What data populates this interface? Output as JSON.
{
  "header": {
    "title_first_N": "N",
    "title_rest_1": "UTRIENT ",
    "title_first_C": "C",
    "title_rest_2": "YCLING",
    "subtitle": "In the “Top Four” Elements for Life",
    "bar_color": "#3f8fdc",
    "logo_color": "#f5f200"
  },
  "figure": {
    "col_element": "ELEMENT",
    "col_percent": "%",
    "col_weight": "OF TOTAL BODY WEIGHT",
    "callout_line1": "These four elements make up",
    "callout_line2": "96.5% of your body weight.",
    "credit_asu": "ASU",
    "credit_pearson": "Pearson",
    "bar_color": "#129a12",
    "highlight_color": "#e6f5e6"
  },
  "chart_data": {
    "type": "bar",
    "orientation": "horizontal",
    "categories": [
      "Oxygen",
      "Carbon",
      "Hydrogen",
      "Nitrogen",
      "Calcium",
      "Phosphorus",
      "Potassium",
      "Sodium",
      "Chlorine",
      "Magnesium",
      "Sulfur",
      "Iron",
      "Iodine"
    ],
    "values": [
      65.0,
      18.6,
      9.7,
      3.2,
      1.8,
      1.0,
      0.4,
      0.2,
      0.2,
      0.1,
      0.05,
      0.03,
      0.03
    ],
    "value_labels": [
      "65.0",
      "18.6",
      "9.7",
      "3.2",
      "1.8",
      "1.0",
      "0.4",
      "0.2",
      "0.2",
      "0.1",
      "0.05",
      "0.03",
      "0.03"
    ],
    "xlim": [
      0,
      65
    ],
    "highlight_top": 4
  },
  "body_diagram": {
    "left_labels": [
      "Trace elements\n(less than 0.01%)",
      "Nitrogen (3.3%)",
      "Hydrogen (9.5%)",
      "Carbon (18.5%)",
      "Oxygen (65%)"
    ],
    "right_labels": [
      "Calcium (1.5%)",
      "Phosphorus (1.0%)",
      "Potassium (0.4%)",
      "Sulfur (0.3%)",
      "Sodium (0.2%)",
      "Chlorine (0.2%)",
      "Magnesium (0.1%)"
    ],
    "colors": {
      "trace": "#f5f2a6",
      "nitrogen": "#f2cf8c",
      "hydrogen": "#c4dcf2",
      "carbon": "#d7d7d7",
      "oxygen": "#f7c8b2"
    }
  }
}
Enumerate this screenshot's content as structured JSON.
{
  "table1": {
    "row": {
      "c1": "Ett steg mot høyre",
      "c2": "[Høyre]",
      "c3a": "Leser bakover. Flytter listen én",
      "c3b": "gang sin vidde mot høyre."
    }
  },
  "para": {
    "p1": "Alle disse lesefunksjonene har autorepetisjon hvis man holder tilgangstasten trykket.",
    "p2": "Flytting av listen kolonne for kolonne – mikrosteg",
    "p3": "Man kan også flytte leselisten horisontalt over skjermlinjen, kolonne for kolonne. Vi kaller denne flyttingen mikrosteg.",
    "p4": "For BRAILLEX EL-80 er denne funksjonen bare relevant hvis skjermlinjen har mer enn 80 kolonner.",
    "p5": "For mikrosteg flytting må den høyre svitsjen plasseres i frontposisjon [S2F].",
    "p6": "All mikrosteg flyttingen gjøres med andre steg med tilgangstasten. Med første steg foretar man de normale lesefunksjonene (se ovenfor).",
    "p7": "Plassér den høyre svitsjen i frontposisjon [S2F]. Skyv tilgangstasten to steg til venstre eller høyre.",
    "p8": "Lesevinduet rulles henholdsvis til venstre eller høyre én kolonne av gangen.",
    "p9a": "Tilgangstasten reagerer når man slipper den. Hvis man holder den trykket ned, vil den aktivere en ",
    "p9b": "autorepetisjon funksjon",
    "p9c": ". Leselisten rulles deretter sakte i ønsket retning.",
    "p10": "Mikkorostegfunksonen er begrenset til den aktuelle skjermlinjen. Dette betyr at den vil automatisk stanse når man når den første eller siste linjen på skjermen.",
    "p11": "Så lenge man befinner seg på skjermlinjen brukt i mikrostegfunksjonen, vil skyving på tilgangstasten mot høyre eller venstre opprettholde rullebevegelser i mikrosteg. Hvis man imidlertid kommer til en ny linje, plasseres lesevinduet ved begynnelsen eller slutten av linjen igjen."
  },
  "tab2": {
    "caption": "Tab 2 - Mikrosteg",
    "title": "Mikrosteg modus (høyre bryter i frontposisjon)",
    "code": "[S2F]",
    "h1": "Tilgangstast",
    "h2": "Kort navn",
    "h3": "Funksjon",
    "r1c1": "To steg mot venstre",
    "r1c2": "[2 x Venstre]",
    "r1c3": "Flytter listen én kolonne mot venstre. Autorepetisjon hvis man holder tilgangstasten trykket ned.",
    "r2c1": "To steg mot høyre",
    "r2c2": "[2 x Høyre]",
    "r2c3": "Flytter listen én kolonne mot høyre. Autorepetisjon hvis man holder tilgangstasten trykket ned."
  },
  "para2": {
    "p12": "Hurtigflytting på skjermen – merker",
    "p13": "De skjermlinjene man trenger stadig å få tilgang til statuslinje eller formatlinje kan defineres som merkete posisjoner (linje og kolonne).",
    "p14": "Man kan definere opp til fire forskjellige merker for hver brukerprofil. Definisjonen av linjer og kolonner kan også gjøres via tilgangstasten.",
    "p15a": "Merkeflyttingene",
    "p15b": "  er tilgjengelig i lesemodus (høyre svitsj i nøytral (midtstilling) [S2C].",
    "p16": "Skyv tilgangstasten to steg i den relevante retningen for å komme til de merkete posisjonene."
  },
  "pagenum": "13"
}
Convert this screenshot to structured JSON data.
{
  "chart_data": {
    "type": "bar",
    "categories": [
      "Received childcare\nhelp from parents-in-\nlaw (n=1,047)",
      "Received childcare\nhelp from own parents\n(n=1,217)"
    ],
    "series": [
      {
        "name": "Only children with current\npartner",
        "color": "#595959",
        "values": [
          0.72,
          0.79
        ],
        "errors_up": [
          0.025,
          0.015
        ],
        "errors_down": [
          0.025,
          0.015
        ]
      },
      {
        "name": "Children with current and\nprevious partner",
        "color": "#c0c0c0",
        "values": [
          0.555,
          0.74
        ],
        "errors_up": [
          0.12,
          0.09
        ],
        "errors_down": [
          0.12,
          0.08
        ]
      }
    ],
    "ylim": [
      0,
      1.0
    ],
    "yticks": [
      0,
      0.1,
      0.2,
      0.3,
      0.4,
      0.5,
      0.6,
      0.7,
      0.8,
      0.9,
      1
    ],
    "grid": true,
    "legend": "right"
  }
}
_ _ _
▸ **WHAT YOU HAVE TO DO**:
Return the entries above exactly, each one complete.

▸ **RESULT**:
What data populates this interface? Output as JSON.
{
  "header": {
    "title_first_N": "N",
    "title_rest_1": "UTRIENT ",
    "title_first_C": "C",
    "title_rest_2": "YCLING",
    "subtitle": "In the “Top Four” Elements for Life",
    "bar_color": "#3f8fdc",
    "logo_color": "#f5f200"
  },
  "figure": {
    "col_element": "ELEMENT",
    "col_percent": "%",
    "col_weight": "OF TOTAL BODY WEIGHT",
    "callout_line1": "These four elements make up",
    "callout_line2": "96.5% of your body weight.",
    "credit_asu": "ASU",
    "credit_pearson": "Pearson",
    "bar_color": "#129a12",
    "highlight_color": "#e6f5e6"
  },
  "chart_data": {
    "type": "bar",
    "orientation": "horizontal",
    "categories": [
      "Oxygen",
      "Carbon",
      "Hydrogen",
      "Nitrogen",
      "Calcium",
      "Phosphorus",
      "Potassium",
      "Sodium",
      "Chlorine",
      "Magnesium",
      "Sulfur",
      "Iron",
      "Iodine"
    ],
    "values": [
      65.0,
      18.6,
      9.7,
      3.2,
      1.8,
      1.0,
      0.4,
      0.2,
      0.2,
      0.1,
      0.05,
      0.03,
      0.03
    ],
    "value_labels": [
      "65.0",
      "18.6",
      "9.7",
      "3.2",
      "1.8",
      "1.0",
      "0.4",
      "0.2",
      "0.2",
      "0.1",
      "0.05",
      "0.03",
      "0.03"
    ],
    "xlim": [
      0,
      65
    ],
    "highlight_top": 4
  },
  "body_diagram": {
    "left_labels": [
      "Trace elements\n(less than 0.01%)",
      "Nitrogen (3.3%)",
      "Hydrogen (9.5%)",
      "Carbon (18.5%)",
      "Oxygen (65%)"
    ],
    "right_labels": [
      "Calcium (1.5%)",
      "Phosphorus (1.0%)",
      "Potassium (0.4%)",
      "Sulfur (0.3%)",
      "Sodium (0.2%)",
      "Chlorine (0.2%)",
      "Magnesium (0.1%)"
    ],
    "colors": {
      "trace": "#f5f2a6",
      "nitrogen": "#f2cf8c",
      "hydrogen": "#c4dcf2",
      "carbon": "#d7d7d7",
      "oxygen": "#f7c8b2"
    }
  }
}
Enumerate this screenshot's content as structured JSON.
{
  "table1": {
    "row": {
      "c1": "Ett steg mot høyre",
      "c2": "[Høyre]",
      "c3a": "Leser bakover. Flytter listen én",
      "c3b": "gang sin vidde mot høyre."
    }
  },
  "para": {
    "p1": "Alle disse lesefunksjonene har autorepetisjon hvis man holder tilgangstasten trykket.",
    "p2": "Flytting av listen kolonne for kolonne – mikrosteg",
    "p3": "Man kan også flytte leselisten horisontalt over skjermlinjen, kolonne for kolonne. Vi kaller denne flyttingen mikrosteg.",
    "p4": "For BRAILLEX EL-80 er denne funksjonen bare relevant hvis skjermlinjen har mer enn 80 kolonner.",
    "p5": "For mikrosteg flytting må den høyre svitsjen plasseres i frontposisjon [S2F].",
    "p6": "All mikrosteg flyttingen gjøres med andre steg med tilgangstasten. Med første steg foretar man de normale lesefunksjonene (se ovenfor).",
    "p7": "Plassér den høyre svitsjen i frontposisjon [S2F]. Skyv tilgangstasten to steg til venstre eller høyre.",
    "p8": "Lesevinduet rulles henholdsvis til venstre eller høyre én kolonne av gangen.",
    "p9a": "Tilgangstasten reagerer når man slipper den. Hvis man holder den trykket ned, vil den aktivere en ",
    "p9b": "autorepetisjon funksjon",
    "p9c": ". Leselisten rulles deretter sakte i ønsket retning.",
    "p10": "Mikkorostegfunksonen er begrenset til den aktuelle skjermlinjen. Dette betyr at den vil automatisk stanse når man når den første eller siste linjen på skjermen.",
    "p11": "Så lenge man befinner seg på skjermlinjen brukt i mikrostegfunksjonen, vil skyving på tilgangstasten mot høyre eller venstre opprettholde rullebevegelser i mikrosteg. Hvis man imidlertid kommer til en ny linje, plasseres lesevinduet ved begynnelsen eller slutten av linjen igjen."
  },
  "tab2": {
    "caption": "Tab 2 - Mikrosteg",
    "title": "Mikrosteg modus (høyre bryter i frontposisjon)",
    "code": "[S2F]",
    "h1": "Tilgangstast",
    "h2": "Kort navn",
    "h3": "Funksjon",
    "r1c1": "To steg mot venstre",
    "r1c2": "[2 x Venstre]",
    "r1c3": "Flytter listen én kolonne mot venstre. Autorepetisjon hvis man holder tilgangstasten trykket ned.",
    "r2c1": "To steg mot høyre",
    "r2c2": "[2 x Høyre]",
    "r2c3": "Flytter listen én kolonne mot høyre. Autorepetisjon hvis man holder tilgangstasten trykket ned."
  },
  "para2": {
    "p12": "Hurtigflytting på skjermen – merker",
    "p13": "De skjermlinjene man trenger stadig å få tilgang til statuslinje eller formatlinje kan defineres som merkete posisjoner (linje og kolonne).",
    "p14": "Man kan definere opp til fire forskjellige merker for hver brukerprofil. Definisjonen av linjer og kolonner kan også gjøres via tilgangstasten.",
    "p15a": "Merkeflyttingene",
    "p15b": "  er tilgjengelig i lesemodus (høyre svitsj i nøytral (midtstilling) [S2C].",
    "p16": "Skyv tilgangstasten to steg i den relevante retningen for å komme til de merkete posisjonene."
  },
  "pagenum": "13"
}
Convert this screenshot to structured JSON data.
{
  "chart_data": {
    "type": "bar",
    "categories": [
      "Received childcare\nhelp from parents-in-\nlaw (n=1,047)",
      "Received childcare\nhelp from own parents\n(n=1,217)"
    ],
    "series": [
      {
        "name": "Only children with current\npartner",
        "color": "#595959",
        "values": [
          0.72,
          0.79
        ],
        "errors_up": [
          0.025,
          0.015
        ],
        "errors_down": [
          0.025,
          0.015
        ]
      },
      {
        "name": "Children with current and\nprevious partner",
        "color": "#c0c0c0",
        "values": [
          0.555,
          0.74
        ],
        "errors_up": [
          0.12,
          0.09
        ],
        "errors_down": [
          0.12,
          0.08
        ]
      }
    ],
    "ylim": [
      0,
      1.0
    ],
    "yticks": [
      0,
      0.1,
      0.2,
      0.3,
      0.4,
      0.5,
      0.6,
      0.7,
      0.8,
      0.9,
      1
    ],
    "grid": true,
    "legend": "right"
  }
}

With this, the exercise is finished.